▸ **Given problem**
Output the material below unchanged, apart from leaving out the pictures.

## START Input records

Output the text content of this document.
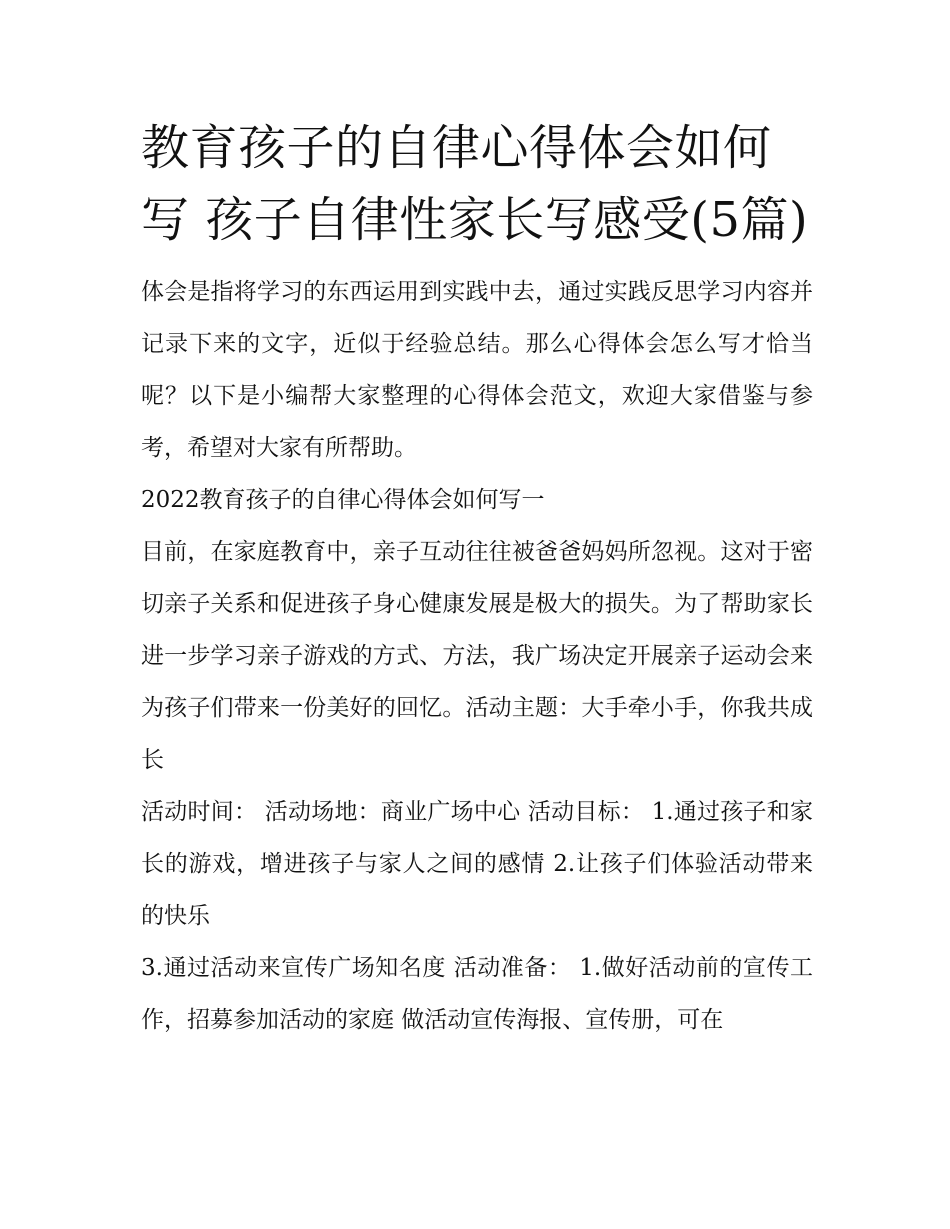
教育孩子的自律心得体会如何写 孩子自律性家长写感受(5篇)

体会是指将学习的东西运用到实践中去，通过实践反思学习内容并记录下来的文字，近似于经验总结。那么心得体会怎么写才恰当呢？以下是小编帮大家整理的心得体会范文，欢迎大家借鉴与参考，希望对大家有所帮助。

2022教育孩子的自律心得体会如何写一

目前，在家庭教育中，亲子互动往往被爸爸妈妈所忽视。这对于密切亲子关系和促进孩子身心健康发展是极大的损失。为了帮助家长进一步学习亲子游戏的方式、方法，我广场决定开展亲子运动会来为孩子们带来一份美好的回忆。活动主题：大手牵小手，你我共成长

活动时间： 活动场地：商业广场中心 活动目标： 1.通过孩子和家长的游戏，增进孩子与家人之间的感情 2.让孩子们体验活动带来的快乐

3.通过活动来宣传广场知名度 活动准备： 1.做好活动前的宣传工作，招募参加活动的家庭 做活动宣传海报、宣传册，可在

## END Input records

▸ **Finished exercise**
Output the text content of this document.
教育孩子的自律心得体会如何写 孩子自律性家长写感受(5篇)

体会是指将学习的东西运用到实践中去，通过实践反思学习内容并记录下来的文字，近似于经验总结。那么心得体会怎么写才恰当呢？以下是小编帮大家整理的心得体会范文，欢迎大家借鉴与参考，希望对大家有所帮助。

2022教育孩子的自律心得体会如何写一

目前，在家庭教育中，亲子互动往往被爸爸妈妈所忽视。这对于密切亲子关系和促进孩子身心健康发展是极大的损失。为了帮助家长进一步学习亲子游戏的方式、方法，我广场决定开展亲子运动会来为孩子们带来一份美好的回忆。活动主题：大手牵小手，你我共成长

活动时间： 活动场地：商业广场中心 活动目标： 1.通过孩子和家长的游戏，增进孩子与家人之间的感情 2.让孩子们体验活动带来的快乐

3.通过活动来宣传广场知名度 活动准备： 1.做好活动前的宣传工作，招募参加活动的家庭 做活动宣传海报、宣传册，可在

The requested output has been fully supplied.